Recorded data:
######

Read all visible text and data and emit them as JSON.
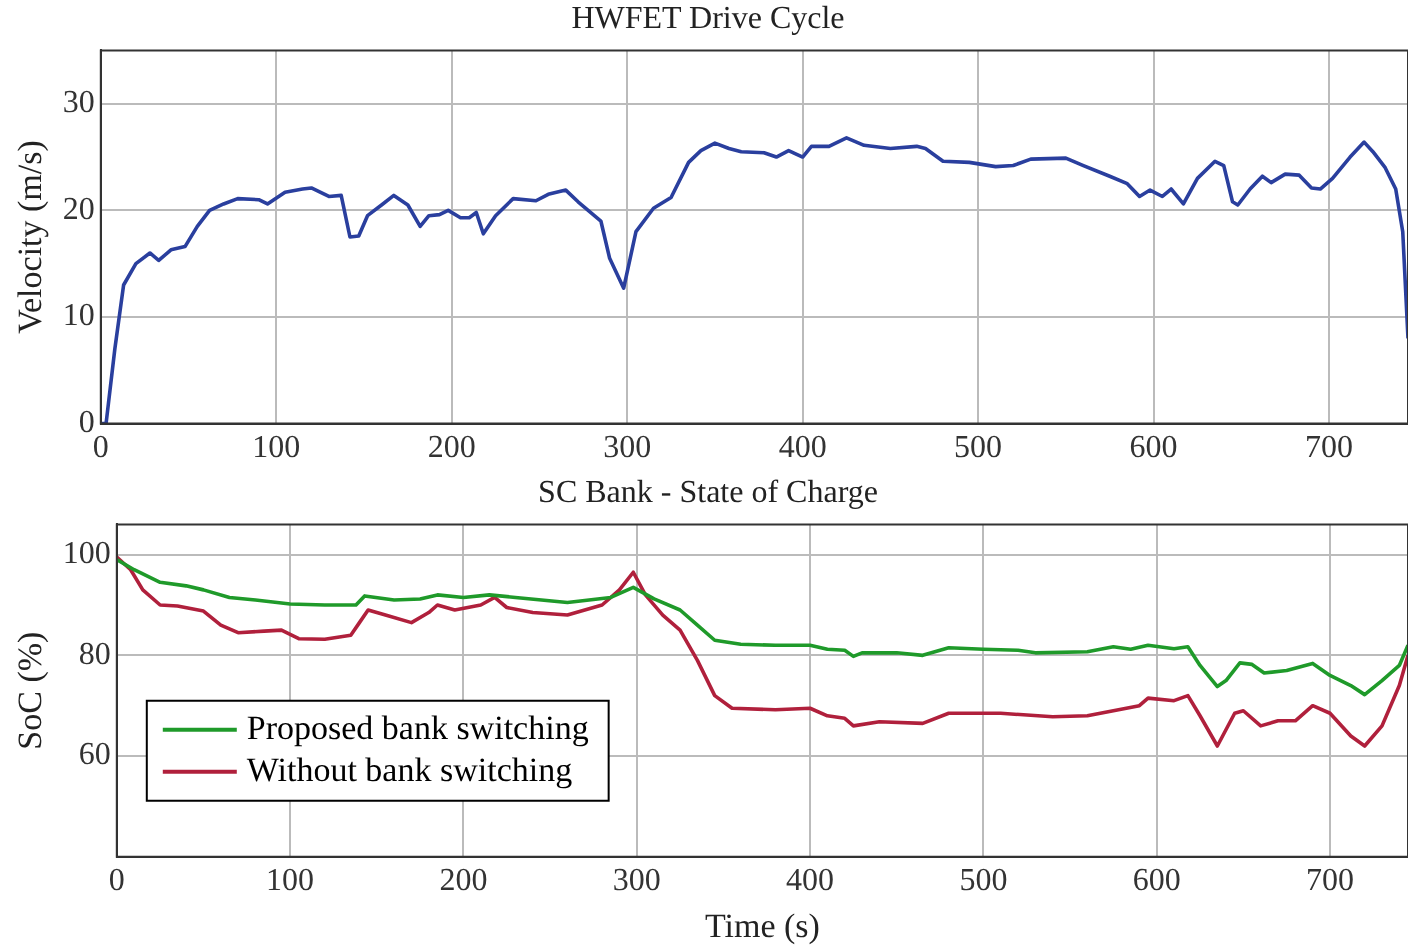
{
  "chart_data": [
    {
      "type": "line",
      "title": "HWFET Drive Cycle",
      "ylabel": "Velocity (m/s)",
      "xlim": [
        0,
        745
      ],
      "xticks": [
        0,
        100,
        200,
        300,
        400,
        500,
        600,
        700
      ],
      "ylim": [
        0,
        35
      ],
      "yticks": [
        0,
        10,
        20,
        30
      ],
      "grid": true,
      "legend": false,
      "x": [
        0,
        3,
        8,
        13,
        20,
        28,
        33,
        40,
        48,
        55,
        62,
        70,
        78,
        90,
        95,
        105,
        115,
        120,
        130,
        137,
        142,
        147,
        152,
        160,
        167,
        175,
        182,
        187,
        193,
        198,
        205,
        210,
        214,
        218,
        225,
        235,
        248,
        255,
        265,
        272,
        285,
        290,
        298,
        305,
        315,
        325,
        335,
        342,
        350,
        358,
        365,
        378,
        385,
        392,
        400,
        405,
        415,
        425,
        435,
        450,
        465,
        470,
        480,
        495,
        510,
        520,
        530,
        550,
        560,
        575,
        585,
        592,
        598,
        605,
        610,
        617,
        625,
        635,
        640,
        645,
        648,
        655,
        662,
        667,
        675,
        683,
        690,
        695,
        702,
        712,
        720,
        725,
        732,
        738,
        742,
        745
      ],
      "series": [
        {
          "color": "#2a3f9e",
          "values": [
            0,
            0,
            7,
            13,
            15,
            16,
            15.3,
            16.3,
            16.6,
            18.5,
            20,
            20.6,
            21.1,
            21,
            20.6,
            21.7,
            22,
            22.1,
            21.3,
            21.4,
            17.5,
            17.6,
            19.5,
            20.5,
            21.4,
            20.5,
            18.5,
            19.5,
            19.6,
            20,
            19.3,
            19.3,
            19.8,
            17.8,
            19.5,
            21.1,
            20.9,
            21.5,
            21.9,
            20.8,
            19,
            15.5,
            12.7,
            18,
            20.2,
            21.2,
            24.5,
            25.6,
            26.3,
            25.8,
            25.5,
            25.4,
            25,
            25.6,
            25,
            26,
            26,
            26.8,
            26.1,
            25.8,
            26,
            25.8,
            24.6,
            24.5,
            24.1,
            24.2,
            24.8,
            24.9,
            24.2,
            23.2,
            22.5,
            21.3,
            21.9,
            21.3,
            22,
            20.6,
            23,
            24.6,
            24.2,
            20.8,
            20.5,
            22,
            23.2,
            22.6,
            23.4,
            23.3,
            22.1,
            22,
            23,
            25,
            26.4,
            25.5,
            24,
            22,
            18,
            8
          ]
        }
      ]
    },
    {
      "type": "line",
      "title": "SC Bank - State of Charge",
      "xlabel": "Time (s)",
      "ylabel": "SoC (%)",
      "xlim": [
        0,
        745
      ],
      "xticks": [
        0,
        100,
        200,
        300,
        400,
        500,
        600,
        700
      ],
      "ylim": [
        40,
        106
      ],
      "yticks": [
        60,
        80,
        100
      ],
      "grid": true,
      "legend": "bottom left",
      "series": [
        {
          "name": "Proposed bank switching",
          "color": "#1f9a2a",
          "x": [
            0,
            10,
            25,
            40,
            50,
            65,
            80,
            100,
            120,
            138,
            143,
            160,
            175,
            185,
            200,
            215,
            230,
            260,
            285,
            298,
            310,
            325,
            335,
            345,
            360,
            380,
            400,
            410,
            420,
            425,
            430,
            450,
            465,
            480,
            500,
            520,
            530,
            560,
            575,
            585,
            595,
            610,
            618,
            625,
            635,
            640,
            648,
            655,
            662,
            675,
            690,
            700,
            712,
            720,
            730,
            740,
            745
          ],
          "values": [
            99,
            97,
            94.5,
            93.8,
            93,
            91.5,
            91,
            90.2,
            90,
            90,
            91.8,
            91,
            91.2,
            92,
            91.5,
            92,
            91.5,
            90.5,
            91.5,
            93.5,
            91.2,
            89,
            86,
            83,
            82.2,
            82,
            82,
            81.2,
            81,
            79.8,
            80.5,
            80.5,
            80,
            81.5,
            81.2,
            81,
            80.5,
            80.7,
            81.7,
            81.2,
            82,
            81.3,
            81.7,
            78,
            73.8,
            75,
            78.5,
            78.2,
            76.5,
            77,
            78.4,
            76,
            74,
            72.2,
            75,
            78,
            82
          ]
        },
        {
          "name": "Without bank switching",
          "color": "#b0203c",
          "x": [
            0,
            8,
            15,
            25,
            35,
            50,
            60,
            70,
            85,
            95,
            105,
            120,
            135,
            140,
            145,
            155,
            170,
            180,
            185,
            195,
            210,
            218,
            225,
            240,
            260,
            280,
            290,
            298,
            305,
            315,
            325,
            335,
            345,
            355,
            380,
            400,
            410,
            420,
            425,
            440,
            465,
            480,
            510,
            540,
            560,
            575,
            590,
            595,
            610,
            618,
            625,
            635,
            645,
            650,
            660,
            670,
            680,
            690,
            700,
            712,
            720,
            730,
            740,
            745
          ],
          "values": [
            99.5,
            97,
            93,
            90,
            89.8,
            88.8,
            86,
            84.5,
            84.8,
            85,
            83.3,
            83.2,
            84,
            86.5,
            89,
            88,
            86.5,
            88.5,
            90,
            89,
            90,
            91.5,
            89.5,
            88.5,
            88,
            90,
            93,
            96.5,
            92,
            88,
            85,
            79,
            72,
            69.5,
            69.2,
            69.5,
            68,
            67.5,
            66,
            66.8,
            66.5,
            68.5,
            68.5,
            67.8,
            68,
            69,
            70,
            71.5,
            71,
            72,
            68,
            62,
            68.5,
            69,
            66,
            67,
            67,
            70,
            68.5,
            64,
            62,
            66,
            74,
            80
          ]
        }
      ]
    }
  ]
}
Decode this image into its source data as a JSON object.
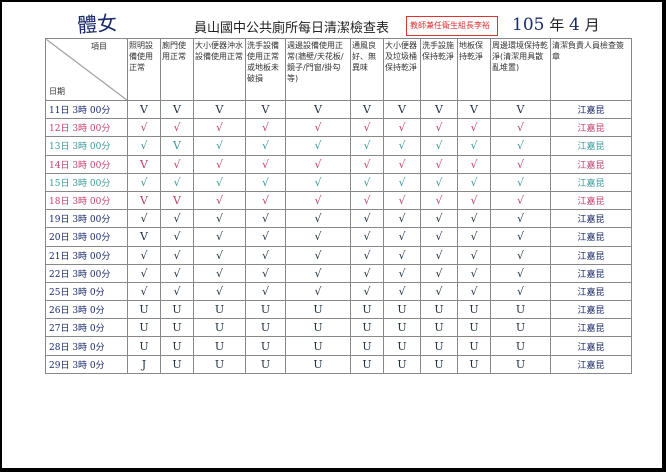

######

Repeat the records above exactly, omitting every picture.

Read all visible text and data and emit them as JSON.
{
  "chart_data": [
    {
      "type": "line",
      "title": "HWFET Drive Cycle",
      "ylabel": "Velocity (m/s)",
      "xlim": [
        0,
        745
      ],
      "xticks": [
        0,
        100,
        200,
        300,
        400,
        500,
        600,
        700
      ],
      "ylim": [
        0,
        35
      ],
      "yticks": [
        0,
        10,
        20,
        30
      ],
      "grid": true,
      "legend": false,
      "x": [
        0,
        3,
        8,
        13,
        20,
        28,
        33,
        40,
        48,
        55,
        62,
        70,
        78,
        90,
        95,
        105,
        115,
        120,
        130,
        137,
        142,
        147,
        152,
        160,
        167,
        175,
        182,
        187,
        193,
        198,
        205,
        210,
        214,
        218,
        225,
        235,
        248,
        255,
        265,
        272,
        285,
        290,
        298,
        305,
        315,
        325,
        335,
        342,
        350,
        358,
        365,
        378,
        385,
        392,
        400,
        405,
        415,
        425,
        435,
        450,
        465,
        470,
        480,
        495,
        510,
        520,
        530,
        550,
        560,
        575,
        585,
        592,
        598,
        605,
        610,
        617,
        625,
        635,
        640,
        645,
        648,
        655,
        662,
        667,
        675,
        683,
        690,
        695,
        702,
        712,
        720,
        725,
        732,
        738,
        742,
        745
      ],
      "series": [
        {
          "color": "#2a3f9e",
          "values": [
            0,
            0,
            7,
            13,
            15,
            16,
            15.3,
            16.3,
            16.6,
            18.5,
            20,
            20.6,
            21.1,
            21,
            20.6,
            21.7,
            22,
            22.1,
            21.3,
            21.4,
            17.5,
            17.6,
            19.5,
            20.5,
            21.4,
            20.5,
            18.5,
            19.5,
            19.6,
            20,
            19.3,
            19.3,
            19.8,
            17.8,
            19.5,
            21.1,
            20.9,
            21.5,
            21.9,
            20.8,
            19,
            15.5,
            12.7,
            18,
            20.2,
            21.2,
            24.5,
            25.6,
            26.3,
            25.8,
            25.5,
            25.4,
            25,
            25.6,
            25,
            26,
            26,
            26.8,
            26.1,
            25.8,
            26,
            25.8,
            24.6,
            24.5,
            24.1,
            24.2,
            24.8,
            24.9,
            24.2,
            23.2,
            22.5,
            21.3,
            21.9,
            21.3,
            22,
            20.6,
            23,
            24.6,
            24.2,
            20.8,
            20.5,
            22,
            23.2,
            22.6,
            23.4,
            23.3,
            22.1,
            22,
            23,
            25,
            26.4,
            25.5,
            24,
            22,
            18,
            8
          ]
        }
      ]
    },
    {
      "type": "line",
      "title": "SC Bank - State of Charge",
      "xlabel": "Time (s)",
      "ylabel": "SoC (%)",
      "xlim": [
        0,
        745
      ],
      "xticks": [
        0,
        100,
        200,
        300,
        400,
        500,
        600,
        700
      ],
      "ylim": [
        40,
        106
      ],
      "yticks": [
        60,
        80,
        100
      ],
      "grid": true,
      "legend": "bottom left",
      "series": [
        {
          "name": "Proposed bank switching",
          "color": "#1f9a2a",
          "x": [
            0,
            10,
            25,
            40,
            50,
            65,
            80,
            100,
            120,
            138,
            143,
            160,
            175,
            185,
            200,
            215,
            230,
            260,
            285,
            298,
            310,
            325,
            335,
            345,
            360,
            380,
            400,
            410,
            420,
            425,
            430,
            450,
            465,
            480,
            500,
            520,
            530,
            560,
            575,
            585,
            595,
            610,
            618,
            625,
            635,
            640,
            648,
            655,
            662,
            675,
            690,
            700,
            712,
            720,
            730,
            740,
            745
          ],
          "values": [
            99,
            97,
            94.5,
            93.8,
            93,
            91.5,
            91,
            90.2,
            90,
            90,
            91.8,
            91,
            91.2,
            92,
            91.5,
            92,
            91.5,
            90.5,
            91.5,
            93.5,
            91.2,
            89,
            86,
            83,
            82.2,
            82,
            82,
            81.2,
            81,
            79.8,
            80.5,
            80.5,
            80,
            81.5,
            81.2,
            81,
            80.5,
            80.7,
            81.7,
            81.2,
            82,
            81.3,
            81.7,
            78,
            73.8,
            75,
            78.5,
            78.2,
            76.5,
            77,
            78.4,
            76,
            74,
            72.2,
            75,
            78,
            82
          ]
        },
        {
          "name": "Without bank switching",
          "color": "#b0203c",
          "x": [
            0,
            8,
            15,
            25,
            35,
            50,
            60,
            70,
            85,
            95,
            105,
            120,
            135,
            140,
            145,
            155,
            170,
            180,
            185,
            195,
            210,
            218,
            225,
            240,
            260,
            280,
            290,
            298,
            305,
            315,
            325,
            335,
            345,
            355,
            380,
            400,
            410,
            420,
            425,
            440,
            465,
            480,
            510,
            540,
            560,
            575,
            590,
            595,
            610,
            618,
            625,
            635,
            645,
            650,
            660,
            670,
            680,
            690,
            700,
            712,
            720,
            730,
            740,
            745
          ],
          "values": [
            99.5,
            97,
            93,
            90,
            89.8,
            88.8,
            86,
            84.5,
            84.8,
            85,
            83.3,
            83.2,
            84,
            86.5,
            89,
            88,
            86.5,
            88.5,
            90,
            89,
            90,
            91.5,
            89.5,
            88.5,
            88,
            90,
            93,
            96.5,
            92,
            88,
            85,
            79,
            72,
            69.5,
            69.2,
            69.5,
            68,
            67.5,
            66,
            66.8,
            66.5,
            68.5,
            68.5,
            67.8,
            68,
            69,
            70,
            71.5,
            71,
            72,
            68,
            62,
            68.5,
            69,
            66,
            67,
            67,
            70,
            68.5,
            64,
            62,
            66,
            74,
            80
          ]
        }
      ]
    }
  ]
}
Decode this image into its source data as a JSON object.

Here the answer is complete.